Five months ago, Cardoza never imagined she would be learning computer programming languages such as JavaScript and C++ because she was just getting out of jail in San Bernardino County. Cardoza was serving time for a DUI after she had too much to drink one night and rear-ended another car. “Going to jail was definitely, obviously my first time, it was not easy,” she recalled. “But I had to have the right mindset that I’m going to get through this, regardless of what it is.

Cardoza says she learned her lesson after six months behind bars but when she was released, she couldn’t return to her job as an elementary school teacher due to her criminal record. It wasn’t until her aunt told her about a free program called Reboot LA that she found a fresh start. The incubator program teaches formerly incarcerated prisoners tech, web development, and entrepreneurship skills. “It’s been very, very challenging but I mean, it’s a new opportunity right now. Obviously, my previous career has been put on hold,” she said

The program is a partnership between Sabio, an organization working to increase the number of women and people of color in the innovation economy, and the City of L.A. Liliana Aide Monge, CEO and co-founder of Sabio, designed the tech entrepreneurship program after working with the Anti-Recidivism Coalition and noticed how many people served by the organization were tech savvy and entrepreneurial.

Cardoza is the first student in Reboot LA and she takes classes remotely six days a week. Claudia Diaz, program director for Reboot LA, says there are 27 additional open spots in the program to help former prisoners create their own job opportunities. “Having a criminal record still imposes significant barriers, from finding a license and finding different employments in different areas such as finance,” she said.

In 2018, California passed legislation called the Fair Chance Act, also known as Ban the Box, that makes it illegal for most employers to ask applicants about their criminal record. However, Diaz says job applicants with criminal records still face hiring discrimination and Reboot LA offers a way for former inmates to learn valuable skills. “Learning how to code is very much an in-demand skill,” said Diaz. “It can lend you a job anywhere in the tech spectrum from a start-up, to consulting, to a corporate job.”

With Reboot LA, the goal is for graduates to create their own book of business and find clients, allowing students like Cardoza to take control of their own destiny.

“I also want to eventually, if I can, incorporate teaching coding to kids and going back into education,” said Cardoza.

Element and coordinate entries
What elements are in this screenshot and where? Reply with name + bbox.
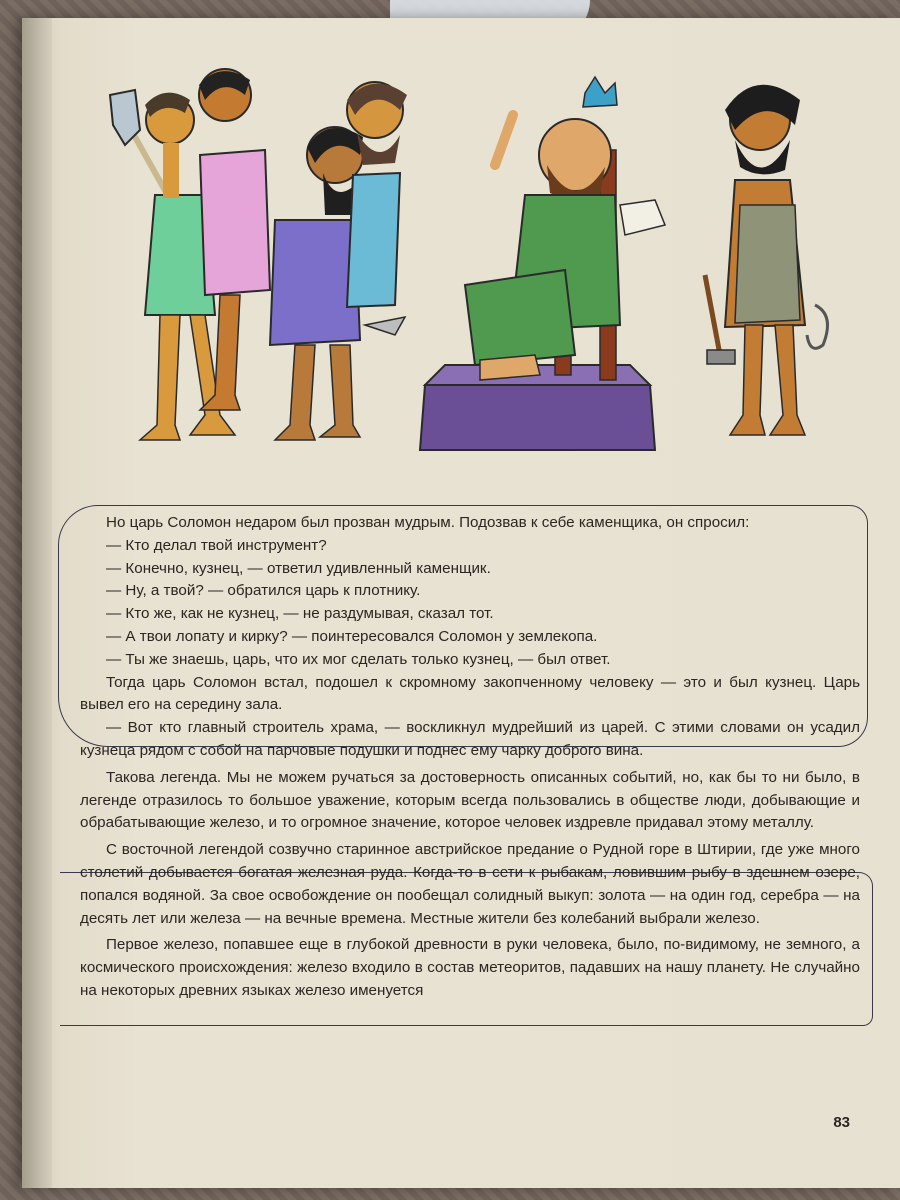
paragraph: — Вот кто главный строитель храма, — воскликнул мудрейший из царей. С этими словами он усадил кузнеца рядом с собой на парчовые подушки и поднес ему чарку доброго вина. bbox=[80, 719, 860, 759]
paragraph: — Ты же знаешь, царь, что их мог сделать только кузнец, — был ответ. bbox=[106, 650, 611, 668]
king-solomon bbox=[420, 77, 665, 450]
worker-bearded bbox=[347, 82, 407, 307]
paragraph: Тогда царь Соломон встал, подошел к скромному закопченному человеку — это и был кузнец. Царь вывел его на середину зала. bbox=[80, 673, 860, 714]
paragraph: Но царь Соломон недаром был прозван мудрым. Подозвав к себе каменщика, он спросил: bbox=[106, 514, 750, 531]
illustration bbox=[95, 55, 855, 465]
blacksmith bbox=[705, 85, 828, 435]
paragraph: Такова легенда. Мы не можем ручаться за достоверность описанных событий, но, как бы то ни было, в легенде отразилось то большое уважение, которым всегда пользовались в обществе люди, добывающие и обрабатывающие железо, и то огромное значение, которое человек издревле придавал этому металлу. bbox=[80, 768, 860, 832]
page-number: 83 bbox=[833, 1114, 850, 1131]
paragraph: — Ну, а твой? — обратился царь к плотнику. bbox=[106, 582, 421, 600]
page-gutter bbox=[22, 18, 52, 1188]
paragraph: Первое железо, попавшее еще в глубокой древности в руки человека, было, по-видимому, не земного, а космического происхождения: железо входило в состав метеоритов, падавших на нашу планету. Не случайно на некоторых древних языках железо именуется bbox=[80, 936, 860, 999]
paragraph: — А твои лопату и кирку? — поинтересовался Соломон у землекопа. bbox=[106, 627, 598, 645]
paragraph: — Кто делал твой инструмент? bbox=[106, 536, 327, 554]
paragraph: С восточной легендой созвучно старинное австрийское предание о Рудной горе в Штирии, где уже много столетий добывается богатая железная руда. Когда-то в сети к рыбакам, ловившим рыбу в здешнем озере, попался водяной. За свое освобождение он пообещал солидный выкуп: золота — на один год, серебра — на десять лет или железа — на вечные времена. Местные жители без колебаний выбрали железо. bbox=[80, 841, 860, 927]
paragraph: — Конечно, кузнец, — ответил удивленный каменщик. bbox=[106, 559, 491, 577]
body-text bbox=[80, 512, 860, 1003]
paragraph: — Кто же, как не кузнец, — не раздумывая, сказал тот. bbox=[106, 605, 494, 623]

Set problem
From the article about Reboot LA, reproduce word for word the passage starting with "Five months ago, Cardoza" and going on through "what it is.".

Task response
Five months ago, Cardoza never imagined she would be learning computer programming languages such as JavaScript and C++ because she was just getting out of jail in San Bernardino County. Cardoza was serving time for a DUI after she had too much to drink one night and rear-ended another car. “Going to jail was definitely, obviously my first time, it was not easy,” she recalled. “But I had to have the right mindset that I’m going to get through this, regardless of what it is.